## Given exercise
Pick out every line of the entries below where "title" occurs, and copy those lines.

## Record set
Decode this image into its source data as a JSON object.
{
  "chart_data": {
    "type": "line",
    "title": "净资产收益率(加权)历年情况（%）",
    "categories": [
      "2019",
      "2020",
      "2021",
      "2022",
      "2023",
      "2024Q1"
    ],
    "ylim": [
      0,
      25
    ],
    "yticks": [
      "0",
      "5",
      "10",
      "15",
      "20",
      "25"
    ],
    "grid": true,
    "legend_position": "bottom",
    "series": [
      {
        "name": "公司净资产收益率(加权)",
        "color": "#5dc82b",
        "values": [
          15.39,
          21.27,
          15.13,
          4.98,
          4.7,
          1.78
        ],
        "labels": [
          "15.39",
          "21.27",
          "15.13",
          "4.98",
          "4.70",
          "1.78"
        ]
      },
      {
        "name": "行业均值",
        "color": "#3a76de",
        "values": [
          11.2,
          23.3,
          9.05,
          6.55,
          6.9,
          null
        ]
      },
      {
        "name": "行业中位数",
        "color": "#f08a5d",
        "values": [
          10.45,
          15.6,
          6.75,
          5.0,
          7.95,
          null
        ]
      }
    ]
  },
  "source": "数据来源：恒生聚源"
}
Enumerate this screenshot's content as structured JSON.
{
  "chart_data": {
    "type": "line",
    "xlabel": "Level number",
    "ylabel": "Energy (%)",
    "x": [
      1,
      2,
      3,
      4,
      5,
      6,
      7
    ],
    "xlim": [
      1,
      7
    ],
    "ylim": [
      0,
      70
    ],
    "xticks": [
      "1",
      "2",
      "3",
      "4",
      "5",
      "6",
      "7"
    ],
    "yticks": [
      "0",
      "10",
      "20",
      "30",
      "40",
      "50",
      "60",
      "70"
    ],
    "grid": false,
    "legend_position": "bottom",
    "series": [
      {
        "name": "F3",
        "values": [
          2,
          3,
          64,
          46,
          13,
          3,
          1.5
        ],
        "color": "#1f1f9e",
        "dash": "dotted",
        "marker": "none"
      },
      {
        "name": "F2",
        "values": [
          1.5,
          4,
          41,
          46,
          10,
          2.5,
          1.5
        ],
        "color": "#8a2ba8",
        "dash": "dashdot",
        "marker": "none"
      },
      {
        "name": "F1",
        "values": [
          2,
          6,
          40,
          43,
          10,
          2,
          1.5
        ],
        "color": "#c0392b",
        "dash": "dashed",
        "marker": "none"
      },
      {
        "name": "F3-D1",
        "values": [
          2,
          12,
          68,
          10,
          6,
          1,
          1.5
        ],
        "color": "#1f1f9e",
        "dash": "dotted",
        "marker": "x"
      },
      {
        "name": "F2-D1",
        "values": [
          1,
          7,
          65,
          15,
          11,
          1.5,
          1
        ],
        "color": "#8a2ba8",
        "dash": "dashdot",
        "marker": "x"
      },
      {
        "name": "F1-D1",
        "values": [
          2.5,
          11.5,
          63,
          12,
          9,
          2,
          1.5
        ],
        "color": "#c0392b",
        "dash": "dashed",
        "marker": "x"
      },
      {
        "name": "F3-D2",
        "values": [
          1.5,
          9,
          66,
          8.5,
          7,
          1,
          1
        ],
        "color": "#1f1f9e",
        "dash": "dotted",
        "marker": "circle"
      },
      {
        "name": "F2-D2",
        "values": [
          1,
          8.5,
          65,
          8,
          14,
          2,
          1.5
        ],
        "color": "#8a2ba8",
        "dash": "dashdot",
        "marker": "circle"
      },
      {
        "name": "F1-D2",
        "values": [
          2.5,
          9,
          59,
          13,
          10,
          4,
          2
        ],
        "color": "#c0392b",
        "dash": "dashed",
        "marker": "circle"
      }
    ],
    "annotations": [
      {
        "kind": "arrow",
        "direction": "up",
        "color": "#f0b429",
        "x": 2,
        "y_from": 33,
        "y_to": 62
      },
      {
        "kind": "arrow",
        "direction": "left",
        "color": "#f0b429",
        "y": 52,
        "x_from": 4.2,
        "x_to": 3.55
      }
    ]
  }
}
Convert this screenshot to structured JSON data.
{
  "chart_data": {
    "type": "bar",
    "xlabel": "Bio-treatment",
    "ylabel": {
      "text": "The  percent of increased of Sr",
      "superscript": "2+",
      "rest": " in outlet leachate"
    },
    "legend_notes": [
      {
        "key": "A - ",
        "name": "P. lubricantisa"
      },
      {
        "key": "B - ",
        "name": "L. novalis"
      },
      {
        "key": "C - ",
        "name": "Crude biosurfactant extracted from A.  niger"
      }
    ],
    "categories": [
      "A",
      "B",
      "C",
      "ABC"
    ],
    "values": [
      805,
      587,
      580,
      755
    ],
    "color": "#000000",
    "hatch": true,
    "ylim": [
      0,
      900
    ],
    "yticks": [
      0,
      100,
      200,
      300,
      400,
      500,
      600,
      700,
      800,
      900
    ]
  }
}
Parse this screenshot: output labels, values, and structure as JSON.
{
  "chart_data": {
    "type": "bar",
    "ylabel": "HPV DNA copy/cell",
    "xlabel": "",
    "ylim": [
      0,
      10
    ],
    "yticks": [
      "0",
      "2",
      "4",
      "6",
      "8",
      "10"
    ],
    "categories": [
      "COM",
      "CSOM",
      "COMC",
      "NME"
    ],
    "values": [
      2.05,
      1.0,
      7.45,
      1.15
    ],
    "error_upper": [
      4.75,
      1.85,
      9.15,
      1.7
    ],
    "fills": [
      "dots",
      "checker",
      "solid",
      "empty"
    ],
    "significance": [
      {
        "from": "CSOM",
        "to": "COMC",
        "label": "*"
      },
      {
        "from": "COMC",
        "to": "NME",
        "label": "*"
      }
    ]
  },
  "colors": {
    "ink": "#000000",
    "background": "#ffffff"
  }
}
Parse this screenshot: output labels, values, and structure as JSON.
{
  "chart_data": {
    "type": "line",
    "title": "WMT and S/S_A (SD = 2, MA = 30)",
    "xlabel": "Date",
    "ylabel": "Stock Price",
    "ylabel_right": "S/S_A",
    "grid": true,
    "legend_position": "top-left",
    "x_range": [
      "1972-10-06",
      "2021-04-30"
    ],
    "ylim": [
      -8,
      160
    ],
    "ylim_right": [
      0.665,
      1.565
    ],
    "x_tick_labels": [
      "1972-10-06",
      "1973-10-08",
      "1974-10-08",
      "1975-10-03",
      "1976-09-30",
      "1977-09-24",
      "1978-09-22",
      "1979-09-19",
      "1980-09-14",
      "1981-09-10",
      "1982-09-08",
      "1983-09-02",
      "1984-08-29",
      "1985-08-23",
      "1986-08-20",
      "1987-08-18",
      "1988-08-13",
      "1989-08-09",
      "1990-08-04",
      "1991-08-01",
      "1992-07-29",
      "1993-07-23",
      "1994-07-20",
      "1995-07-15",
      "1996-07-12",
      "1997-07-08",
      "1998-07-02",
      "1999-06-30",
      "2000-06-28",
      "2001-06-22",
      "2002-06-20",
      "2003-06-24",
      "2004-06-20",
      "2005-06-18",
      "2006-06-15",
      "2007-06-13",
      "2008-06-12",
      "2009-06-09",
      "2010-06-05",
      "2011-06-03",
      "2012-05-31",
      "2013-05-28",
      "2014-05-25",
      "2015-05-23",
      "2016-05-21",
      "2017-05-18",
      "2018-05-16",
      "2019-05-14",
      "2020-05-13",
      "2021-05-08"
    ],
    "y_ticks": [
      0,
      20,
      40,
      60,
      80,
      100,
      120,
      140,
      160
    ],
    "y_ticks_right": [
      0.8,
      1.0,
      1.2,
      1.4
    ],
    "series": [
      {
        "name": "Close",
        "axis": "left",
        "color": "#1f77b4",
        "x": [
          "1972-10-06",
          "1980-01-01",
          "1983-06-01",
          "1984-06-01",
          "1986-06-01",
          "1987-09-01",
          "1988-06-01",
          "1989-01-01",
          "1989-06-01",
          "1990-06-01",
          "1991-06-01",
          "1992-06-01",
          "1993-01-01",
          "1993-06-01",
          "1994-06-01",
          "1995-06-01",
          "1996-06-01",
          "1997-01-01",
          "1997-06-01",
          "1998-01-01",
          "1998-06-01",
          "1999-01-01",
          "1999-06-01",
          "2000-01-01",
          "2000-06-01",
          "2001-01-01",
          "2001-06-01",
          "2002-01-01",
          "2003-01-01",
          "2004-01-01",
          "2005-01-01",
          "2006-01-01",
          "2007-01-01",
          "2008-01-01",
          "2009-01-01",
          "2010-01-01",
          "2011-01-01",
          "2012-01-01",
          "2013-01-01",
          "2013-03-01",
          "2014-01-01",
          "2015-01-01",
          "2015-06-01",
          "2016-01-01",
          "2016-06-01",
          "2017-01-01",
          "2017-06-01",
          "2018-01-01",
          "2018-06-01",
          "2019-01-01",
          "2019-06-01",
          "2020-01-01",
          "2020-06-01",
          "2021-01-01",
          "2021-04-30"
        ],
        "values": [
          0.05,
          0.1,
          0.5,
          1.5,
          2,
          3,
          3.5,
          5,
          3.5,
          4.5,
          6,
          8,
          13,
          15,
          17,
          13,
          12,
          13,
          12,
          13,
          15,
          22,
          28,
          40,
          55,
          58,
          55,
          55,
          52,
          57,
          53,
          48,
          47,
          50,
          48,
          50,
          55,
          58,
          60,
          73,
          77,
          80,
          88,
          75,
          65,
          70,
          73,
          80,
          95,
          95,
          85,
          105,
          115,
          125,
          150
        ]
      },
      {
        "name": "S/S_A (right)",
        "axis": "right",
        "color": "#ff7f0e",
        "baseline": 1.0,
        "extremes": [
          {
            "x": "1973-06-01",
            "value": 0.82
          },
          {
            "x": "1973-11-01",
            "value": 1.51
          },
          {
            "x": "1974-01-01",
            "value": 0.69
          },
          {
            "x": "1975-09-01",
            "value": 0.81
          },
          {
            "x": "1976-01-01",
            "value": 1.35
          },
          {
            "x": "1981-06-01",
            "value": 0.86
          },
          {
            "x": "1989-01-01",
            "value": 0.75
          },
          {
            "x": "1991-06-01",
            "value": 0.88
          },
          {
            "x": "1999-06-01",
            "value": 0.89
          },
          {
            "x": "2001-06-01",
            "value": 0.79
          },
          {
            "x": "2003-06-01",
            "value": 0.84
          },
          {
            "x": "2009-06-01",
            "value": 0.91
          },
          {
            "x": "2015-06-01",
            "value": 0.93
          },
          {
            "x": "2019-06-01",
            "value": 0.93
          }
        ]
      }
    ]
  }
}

## Response
    "title": "净资产收益率(加权)历年情况（%）",
    "title": "WMT and S/S_A (SD = 2, MA = 30)",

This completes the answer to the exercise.